----- 抜粋本文
打倒蜃気楼ボールに執念を燃やす花形
しかし特訓するも思うような成果が得られず
途方に暮れていた
そんな中明子に相談を受けた一徹は、明子の妊娠を
聞かされて花形に手を貸す決意をする
一徹は花形と共に山奥の滝で猛特訓を開始
一徹の作ったギプスを付けさせ滝の流れを
断ち切るつばめ返し打法を伝授させる
花形は苦難の末、ようやくこの打法をマスター
だがこれは同時に花形の破滅をも予感
させるものだった
「蜃気楼ボール破れる!!」
そこにたまたま来ていた伴も出てくる
「なんだ、お前も来ておったのか
花形君を頼む」
「ど・・・どうしたんスか親父さん・・・」
----------
[実施課題]
抜粋本文に名前で登場する人物をすべて挙げてください。 この後に続く資料は、抜粋本文とは関係がありません。
----- データ行
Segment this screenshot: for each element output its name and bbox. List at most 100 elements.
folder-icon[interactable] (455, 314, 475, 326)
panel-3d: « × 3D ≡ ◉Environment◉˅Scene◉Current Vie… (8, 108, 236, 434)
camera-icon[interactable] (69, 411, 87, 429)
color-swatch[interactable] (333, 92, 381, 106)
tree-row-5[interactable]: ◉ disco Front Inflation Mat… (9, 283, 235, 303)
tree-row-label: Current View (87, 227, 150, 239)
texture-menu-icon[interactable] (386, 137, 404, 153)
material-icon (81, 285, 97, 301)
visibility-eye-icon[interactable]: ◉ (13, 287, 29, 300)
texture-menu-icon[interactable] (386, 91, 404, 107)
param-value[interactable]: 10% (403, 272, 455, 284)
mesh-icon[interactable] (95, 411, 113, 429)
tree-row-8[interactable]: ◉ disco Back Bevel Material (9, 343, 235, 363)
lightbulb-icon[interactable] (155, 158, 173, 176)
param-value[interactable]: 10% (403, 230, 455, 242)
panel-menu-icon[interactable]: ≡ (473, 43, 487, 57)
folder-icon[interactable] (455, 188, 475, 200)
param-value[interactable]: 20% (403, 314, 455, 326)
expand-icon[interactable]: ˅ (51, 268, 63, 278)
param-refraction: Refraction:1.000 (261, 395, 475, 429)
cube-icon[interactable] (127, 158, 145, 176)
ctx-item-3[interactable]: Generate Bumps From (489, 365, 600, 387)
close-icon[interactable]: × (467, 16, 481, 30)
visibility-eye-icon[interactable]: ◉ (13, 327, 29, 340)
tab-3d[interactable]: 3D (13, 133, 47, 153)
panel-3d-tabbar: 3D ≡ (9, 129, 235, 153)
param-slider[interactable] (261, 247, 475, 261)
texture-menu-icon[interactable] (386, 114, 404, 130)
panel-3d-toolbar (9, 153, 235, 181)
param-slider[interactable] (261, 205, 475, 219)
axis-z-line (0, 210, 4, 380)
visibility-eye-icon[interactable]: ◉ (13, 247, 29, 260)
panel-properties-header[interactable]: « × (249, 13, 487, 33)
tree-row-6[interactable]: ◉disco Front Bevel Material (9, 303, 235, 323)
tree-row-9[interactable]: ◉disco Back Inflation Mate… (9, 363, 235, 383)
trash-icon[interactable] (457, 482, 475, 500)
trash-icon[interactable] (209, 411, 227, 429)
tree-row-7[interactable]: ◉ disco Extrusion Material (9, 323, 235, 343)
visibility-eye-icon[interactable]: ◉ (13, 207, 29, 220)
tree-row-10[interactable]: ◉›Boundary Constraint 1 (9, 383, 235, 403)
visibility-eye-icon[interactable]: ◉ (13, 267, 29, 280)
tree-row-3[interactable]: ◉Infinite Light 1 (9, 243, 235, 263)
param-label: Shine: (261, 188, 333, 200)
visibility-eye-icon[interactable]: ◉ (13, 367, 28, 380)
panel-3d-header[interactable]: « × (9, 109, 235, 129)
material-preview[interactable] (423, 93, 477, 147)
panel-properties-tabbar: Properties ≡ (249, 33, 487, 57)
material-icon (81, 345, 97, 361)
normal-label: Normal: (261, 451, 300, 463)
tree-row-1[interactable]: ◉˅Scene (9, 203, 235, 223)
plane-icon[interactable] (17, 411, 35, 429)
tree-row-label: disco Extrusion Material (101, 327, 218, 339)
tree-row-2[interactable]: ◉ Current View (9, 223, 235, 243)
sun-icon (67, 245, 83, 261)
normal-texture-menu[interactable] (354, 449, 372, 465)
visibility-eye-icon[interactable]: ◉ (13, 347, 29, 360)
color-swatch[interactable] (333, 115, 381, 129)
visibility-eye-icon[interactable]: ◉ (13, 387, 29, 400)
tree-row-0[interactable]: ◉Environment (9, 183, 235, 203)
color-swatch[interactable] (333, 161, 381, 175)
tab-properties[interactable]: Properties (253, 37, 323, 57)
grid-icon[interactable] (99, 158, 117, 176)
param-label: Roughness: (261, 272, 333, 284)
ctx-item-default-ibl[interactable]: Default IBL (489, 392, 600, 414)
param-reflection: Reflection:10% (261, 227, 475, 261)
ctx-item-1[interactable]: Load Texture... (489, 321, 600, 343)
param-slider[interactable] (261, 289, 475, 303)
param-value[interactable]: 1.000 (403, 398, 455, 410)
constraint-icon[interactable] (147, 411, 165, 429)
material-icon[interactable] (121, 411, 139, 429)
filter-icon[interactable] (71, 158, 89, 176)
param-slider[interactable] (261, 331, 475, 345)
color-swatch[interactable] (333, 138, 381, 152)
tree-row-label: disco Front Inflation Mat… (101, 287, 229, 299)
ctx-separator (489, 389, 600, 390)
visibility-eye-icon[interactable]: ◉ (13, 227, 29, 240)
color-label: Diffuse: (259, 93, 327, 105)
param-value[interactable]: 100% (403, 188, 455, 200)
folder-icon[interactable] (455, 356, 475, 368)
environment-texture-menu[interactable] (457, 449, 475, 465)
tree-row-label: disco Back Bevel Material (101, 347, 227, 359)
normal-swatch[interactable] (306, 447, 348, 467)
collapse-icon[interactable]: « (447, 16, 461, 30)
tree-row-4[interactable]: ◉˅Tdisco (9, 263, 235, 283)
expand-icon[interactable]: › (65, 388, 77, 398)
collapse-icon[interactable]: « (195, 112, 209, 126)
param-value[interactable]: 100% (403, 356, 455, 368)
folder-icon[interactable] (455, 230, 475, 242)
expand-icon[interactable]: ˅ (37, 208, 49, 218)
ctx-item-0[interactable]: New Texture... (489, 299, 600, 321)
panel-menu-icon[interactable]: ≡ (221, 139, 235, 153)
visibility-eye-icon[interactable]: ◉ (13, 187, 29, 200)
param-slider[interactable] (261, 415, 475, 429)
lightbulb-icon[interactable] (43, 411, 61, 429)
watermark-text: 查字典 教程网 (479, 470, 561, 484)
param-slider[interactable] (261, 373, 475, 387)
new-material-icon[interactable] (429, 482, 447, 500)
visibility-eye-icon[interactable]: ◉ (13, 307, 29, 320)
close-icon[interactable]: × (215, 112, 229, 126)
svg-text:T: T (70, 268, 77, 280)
----------
[課題への回答]
花形、明子、一徹、伴